### REQUIREMENT
Select from the data all lines with the word "title".

### INPUT FOR THIS TASK
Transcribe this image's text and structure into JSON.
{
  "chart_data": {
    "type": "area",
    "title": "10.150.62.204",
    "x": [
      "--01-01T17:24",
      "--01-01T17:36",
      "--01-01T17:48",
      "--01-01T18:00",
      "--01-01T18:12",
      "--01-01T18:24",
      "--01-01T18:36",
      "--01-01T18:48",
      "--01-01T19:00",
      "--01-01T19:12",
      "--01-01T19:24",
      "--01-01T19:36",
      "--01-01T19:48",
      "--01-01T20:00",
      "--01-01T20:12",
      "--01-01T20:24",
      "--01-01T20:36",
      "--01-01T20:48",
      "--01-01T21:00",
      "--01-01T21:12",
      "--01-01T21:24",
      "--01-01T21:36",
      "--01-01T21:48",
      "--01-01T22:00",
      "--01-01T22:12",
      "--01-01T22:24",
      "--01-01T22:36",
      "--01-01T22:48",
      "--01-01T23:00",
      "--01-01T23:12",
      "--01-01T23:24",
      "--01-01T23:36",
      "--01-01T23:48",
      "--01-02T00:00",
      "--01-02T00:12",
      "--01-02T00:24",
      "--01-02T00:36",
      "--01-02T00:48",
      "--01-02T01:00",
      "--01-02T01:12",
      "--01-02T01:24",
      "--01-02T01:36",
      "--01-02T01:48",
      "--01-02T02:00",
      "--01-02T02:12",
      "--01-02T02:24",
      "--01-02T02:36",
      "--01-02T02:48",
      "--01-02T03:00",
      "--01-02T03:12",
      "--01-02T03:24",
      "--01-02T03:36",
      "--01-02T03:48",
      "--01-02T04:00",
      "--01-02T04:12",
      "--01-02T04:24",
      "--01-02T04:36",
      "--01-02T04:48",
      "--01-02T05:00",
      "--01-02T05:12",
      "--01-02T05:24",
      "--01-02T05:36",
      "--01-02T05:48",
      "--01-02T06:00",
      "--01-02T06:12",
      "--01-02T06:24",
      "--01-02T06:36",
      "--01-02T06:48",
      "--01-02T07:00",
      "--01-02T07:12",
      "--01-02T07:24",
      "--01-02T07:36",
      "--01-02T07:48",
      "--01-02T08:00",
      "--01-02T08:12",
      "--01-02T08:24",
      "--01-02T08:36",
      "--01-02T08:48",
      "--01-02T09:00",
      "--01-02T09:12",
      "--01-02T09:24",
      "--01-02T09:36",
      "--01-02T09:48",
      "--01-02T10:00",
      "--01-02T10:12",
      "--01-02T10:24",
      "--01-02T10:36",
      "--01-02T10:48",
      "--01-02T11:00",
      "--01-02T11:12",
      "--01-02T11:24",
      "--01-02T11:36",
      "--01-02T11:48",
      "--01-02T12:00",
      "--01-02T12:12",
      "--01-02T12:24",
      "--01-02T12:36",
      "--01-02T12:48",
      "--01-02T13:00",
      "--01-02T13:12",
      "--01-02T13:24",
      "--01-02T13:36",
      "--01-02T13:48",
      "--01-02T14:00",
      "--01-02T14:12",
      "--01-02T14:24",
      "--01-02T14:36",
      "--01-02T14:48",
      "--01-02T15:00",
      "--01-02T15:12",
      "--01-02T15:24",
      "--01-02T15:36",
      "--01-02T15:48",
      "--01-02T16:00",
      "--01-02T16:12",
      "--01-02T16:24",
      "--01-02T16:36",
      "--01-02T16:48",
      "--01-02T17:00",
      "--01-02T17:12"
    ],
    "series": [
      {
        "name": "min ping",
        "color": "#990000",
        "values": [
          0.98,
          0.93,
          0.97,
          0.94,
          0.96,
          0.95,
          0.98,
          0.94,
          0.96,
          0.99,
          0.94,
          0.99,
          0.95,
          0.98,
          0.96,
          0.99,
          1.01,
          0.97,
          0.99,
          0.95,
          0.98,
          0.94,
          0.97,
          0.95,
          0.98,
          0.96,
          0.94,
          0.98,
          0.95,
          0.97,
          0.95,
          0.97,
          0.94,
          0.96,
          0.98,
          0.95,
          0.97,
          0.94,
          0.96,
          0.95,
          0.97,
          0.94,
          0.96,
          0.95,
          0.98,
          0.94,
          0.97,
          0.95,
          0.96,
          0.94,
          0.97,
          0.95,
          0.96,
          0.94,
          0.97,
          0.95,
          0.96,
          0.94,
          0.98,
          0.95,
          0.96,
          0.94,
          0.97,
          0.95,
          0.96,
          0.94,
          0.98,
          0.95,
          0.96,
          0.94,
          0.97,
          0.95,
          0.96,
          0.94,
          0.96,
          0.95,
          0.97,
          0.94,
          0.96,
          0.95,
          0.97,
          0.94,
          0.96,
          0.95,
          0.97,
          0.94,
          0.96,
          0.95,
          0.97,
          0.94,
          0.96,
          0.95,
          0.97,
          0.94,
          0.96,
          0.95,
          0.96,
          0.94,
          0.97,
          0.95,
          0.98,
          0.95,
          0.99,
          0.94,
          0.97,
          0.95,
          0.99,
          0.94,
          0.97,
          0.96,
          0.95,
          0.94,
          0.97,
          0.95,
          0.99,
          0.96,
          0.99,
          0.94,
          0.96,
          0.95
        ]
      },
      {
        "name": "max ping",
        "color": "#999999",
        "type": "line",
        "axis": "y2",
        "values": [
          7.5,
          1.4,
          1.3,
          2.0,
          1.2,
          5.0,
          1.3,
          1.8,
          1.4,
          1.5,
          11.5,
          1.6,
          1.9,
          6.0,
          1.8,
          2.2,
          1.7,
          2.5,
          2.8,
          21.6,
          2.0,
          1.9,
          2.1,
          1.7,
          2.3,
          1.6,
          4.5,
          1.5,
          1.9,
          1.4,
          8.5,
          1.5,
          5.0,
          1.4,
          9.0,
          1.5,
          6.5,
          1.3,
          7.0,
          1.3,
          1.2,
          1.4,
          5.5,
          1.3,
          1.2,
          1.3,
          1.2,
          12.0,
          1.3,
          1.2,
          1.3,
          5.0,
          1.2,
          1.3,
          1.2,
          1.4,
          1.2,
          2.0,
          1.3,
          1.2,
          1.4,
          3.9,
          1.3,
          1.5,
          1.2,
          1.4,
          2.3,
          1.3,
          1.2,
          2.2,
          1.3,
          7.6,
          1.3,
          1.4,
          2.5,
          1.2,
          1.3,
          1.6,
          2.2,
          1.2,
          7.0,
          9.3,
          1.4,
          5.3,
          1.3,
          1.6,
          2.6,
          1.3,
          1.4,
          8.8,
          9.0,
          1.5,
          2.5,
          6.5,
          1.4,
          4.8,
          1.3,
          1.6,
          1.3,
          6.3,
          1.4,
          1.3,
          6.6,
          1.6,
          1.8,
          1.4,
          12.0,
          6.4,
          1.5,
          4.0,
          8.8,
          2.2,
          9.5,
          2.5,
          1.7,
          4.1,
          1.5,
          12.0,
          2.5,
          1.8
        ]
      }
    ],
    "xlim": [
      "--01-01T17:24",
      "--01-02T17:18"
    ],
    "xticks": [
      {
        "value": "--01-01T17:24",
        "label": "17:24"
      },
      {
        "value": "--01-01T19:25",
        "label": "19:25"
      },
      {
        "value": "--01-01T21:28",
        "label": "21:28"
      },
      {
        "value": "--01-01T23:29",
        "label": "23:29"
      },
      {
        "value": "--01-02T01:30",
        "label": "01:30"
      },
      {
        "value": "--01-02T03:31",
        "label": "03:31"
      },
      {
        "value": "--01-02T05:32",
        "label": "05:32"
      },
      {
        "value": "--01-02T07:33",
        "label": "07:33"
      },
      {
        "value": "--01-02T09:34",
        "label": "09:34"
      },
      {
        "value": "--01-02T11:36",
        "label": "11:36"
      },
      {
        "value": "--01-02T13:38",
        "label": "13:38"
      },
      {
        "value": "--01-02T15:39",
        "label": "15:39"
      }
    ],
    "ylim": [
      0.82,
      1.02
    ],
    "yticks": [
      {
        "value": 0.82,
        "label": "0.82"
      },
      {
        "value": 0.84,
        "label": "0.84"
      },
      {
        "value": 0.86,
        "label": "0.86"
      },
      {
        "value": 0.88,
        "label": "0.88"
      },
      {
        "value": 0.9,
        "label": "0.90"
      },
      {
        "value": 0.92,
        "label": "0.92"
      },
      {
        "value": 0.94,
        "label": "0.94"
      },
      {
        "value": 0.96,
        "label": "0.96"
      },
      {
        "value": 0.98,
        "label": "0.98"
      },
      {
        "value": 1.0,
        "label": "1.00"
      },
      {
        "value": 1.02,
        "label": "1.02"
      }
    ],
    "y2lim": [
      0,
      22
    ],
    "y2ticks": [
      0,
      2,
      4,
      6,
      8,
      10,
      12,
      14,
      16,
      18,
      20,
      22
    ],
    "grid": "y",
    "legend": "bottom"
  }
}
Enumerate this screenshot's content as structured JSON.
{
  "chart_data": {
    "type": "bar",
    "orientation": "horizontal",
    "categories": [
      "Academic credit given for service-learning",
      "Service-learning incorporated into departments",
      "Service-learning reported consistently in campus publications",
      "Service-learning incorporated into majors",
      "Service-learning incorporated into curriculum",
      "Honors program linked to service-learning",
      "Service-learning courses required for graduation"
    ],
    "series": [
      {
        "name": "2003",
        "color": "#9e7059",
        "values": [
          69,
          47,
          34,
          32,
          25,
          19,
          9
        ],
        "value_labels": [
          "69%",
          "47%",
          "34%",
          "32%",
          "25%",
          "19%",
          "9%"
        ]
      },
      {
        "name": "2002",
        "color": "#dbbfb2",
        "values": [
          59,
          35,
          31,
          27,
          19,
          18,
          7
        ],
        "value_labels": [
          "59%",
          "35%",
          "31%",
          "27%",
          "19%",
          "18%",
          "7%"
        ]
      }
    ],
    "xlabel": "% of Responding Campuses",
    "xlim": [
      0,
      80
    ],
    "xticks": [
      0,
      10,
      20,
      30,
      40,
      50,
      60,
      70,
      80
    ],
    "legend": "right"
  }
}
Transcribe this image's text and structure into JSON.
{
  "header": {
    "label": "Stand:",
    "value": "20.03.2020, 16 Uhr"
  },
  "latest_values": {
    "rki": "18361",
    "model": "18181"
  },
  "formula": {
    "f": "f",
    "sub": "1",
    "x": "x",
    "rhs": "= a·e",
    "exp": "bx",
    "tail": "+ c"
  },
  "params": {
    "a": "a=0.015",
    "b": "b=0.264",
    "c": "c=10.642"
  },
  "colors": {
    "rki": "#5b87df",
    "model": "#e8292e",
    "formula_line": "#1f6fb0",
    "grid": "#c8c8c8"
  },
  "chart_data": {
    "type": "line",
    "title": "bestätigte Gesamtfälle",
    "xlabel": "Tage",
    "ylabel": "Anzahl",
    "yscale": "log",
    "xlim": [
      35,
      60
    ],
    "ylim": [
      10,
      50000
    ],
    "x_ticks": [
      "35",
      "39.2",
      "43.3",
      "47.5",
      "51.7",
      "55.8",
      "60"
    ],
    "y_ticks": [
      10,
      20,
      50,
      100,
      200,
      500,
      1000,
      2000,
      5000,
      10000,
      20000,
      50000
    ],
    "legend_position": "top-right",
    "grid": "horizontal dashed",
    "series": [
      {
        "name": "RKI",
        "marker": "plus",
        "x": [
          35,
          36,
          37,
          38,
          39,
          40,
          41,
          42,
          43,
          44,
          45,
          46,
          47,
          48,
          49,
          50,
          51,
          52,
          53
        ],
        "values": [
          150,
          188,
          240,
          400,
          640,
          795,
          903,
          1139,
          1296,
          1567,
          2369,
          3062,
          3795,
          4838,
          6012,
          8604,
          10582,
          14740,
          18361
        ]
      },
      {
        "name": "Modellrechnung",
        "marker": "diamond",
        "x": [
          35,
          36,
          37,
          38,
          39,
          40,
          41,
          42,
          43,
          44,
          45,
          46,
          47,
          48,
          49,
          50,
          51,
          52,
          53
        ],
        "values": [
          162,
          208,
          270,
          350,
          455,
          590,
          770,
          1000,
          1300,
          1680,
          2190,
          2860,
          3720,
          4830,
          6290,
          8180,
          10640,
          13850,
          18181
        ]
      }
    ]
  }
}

### RESPONSE
    "title": "10.150.62.204",
    "title": "bestätigte Gesamtfälle",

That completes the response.